• _What to do_:
The entries need to be copied exactly.

• _Stored data_:
:::::

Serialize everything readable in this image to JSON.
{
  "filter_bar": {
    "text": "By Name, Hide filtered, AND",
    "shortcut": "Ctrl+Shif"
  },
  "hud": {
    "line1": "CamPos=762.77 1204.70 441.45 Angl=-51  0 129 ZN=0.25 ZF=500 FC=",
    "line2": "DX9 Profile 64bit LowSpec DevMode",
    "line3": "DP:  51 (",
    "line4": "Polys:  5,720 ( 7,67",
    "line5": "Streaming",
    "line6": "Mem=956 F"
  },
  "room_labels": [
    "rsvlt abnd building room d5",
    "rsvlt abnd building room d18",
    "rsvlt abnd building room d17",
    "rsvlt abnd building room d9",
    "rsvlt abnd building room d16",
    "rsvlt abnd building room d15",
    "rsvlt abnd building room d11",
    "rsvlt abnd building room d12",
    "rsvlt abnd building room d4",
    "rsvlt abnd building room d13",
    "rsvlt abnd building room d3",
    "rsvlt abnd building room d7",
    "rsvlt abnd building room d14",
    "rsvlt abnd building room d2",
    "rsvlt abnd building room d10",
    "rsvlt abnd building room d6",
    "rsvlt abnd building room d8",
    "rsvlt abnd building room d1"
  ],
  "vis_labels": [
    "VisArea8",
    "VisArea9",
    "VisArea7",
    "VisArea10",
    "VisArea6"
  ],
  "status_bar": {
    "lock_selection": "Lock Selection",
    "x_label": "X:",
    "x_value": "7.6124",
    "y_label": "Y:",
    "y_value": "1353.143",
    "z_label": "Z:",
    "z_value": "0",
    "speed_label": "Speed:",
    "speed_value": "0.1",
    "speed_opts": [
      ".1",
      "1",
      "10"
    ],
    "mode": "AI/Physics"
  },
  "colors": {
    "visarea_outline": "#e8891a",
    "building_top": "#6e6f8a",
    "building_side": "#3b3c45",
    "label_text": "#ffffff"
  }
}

:::::

• _Answer_:
Serialize everything readable in this image to JSON.
{
  "filter_bar": {
    "text": "By Name, Hide filtered, AND",
    "shortcut": "Ctrl+Shif"
  },
  "hud": {
    "line1": "CamPos=762.77 1204.70 441.45 Angl=-51  0 129 ZN=0.25 ZF=500 FC=",
    "line2": "DX9 Profile 64bit LowSpec DevMode",
    "line3": "DP:  51 (",
    "line4": "Polys:  5,720 ( 7,67",
    "line5": "Streaming",
    "line6": "Mem=956 F"
  },
  "room_labels": [
    "rsvlt abnd building room d5",
    "rsvlt abnd building room d18",
    "rsvlt abnd building room d17",
    "rsvlt abnd building room d9",
    "rsvlt abnd building room d16",
    "rsvlt abnd building room d15",
    "rsvlt abnd building room d11",
    "rsvlt abnd building room d12",
    "rsvlt abnd building room d4",
    "rsvlt abnd building room d13",
    "rsvlt abnd building room d3",
    "rsvlt abnd building room d7",
    "rsvlt abnd building room d14",
    "rsvlt abnd building room d2",
    "rsvlt abnd building room d10",
    "rsvlt abnd building room d6",
    "rsvlt abnd building room d8",
    "rsvlt abnd building room d1"
  ],
  "vis_labels": [
    "VisArea8",
    "VisArea9",
    "VisArea7",
    "VisArea10",
    "VisArea6"
  ],
  "status_bar": {
    "lock_selection": "Lock Selection",
    "x_label": "X:",
    "x_value": "7.6124",
    "y_label": "Y:",
    "y_value": "1353.143",
    "z_label": "Z:",
    "z_value": "0",
    "speed_label": "Speed:",
    "speed_value": "0.1",
    "speed_opts": [
      ".1",
      "1",
      "10"
    ],
    "mode": "AI/Physics"
  },
  "colors": {
    "visarea_outline": "#e8891a",
    "building_top": "#6e6f8a",
    "building_side": "#3b3c45",
    "label_text": "#ffffff"
  }
}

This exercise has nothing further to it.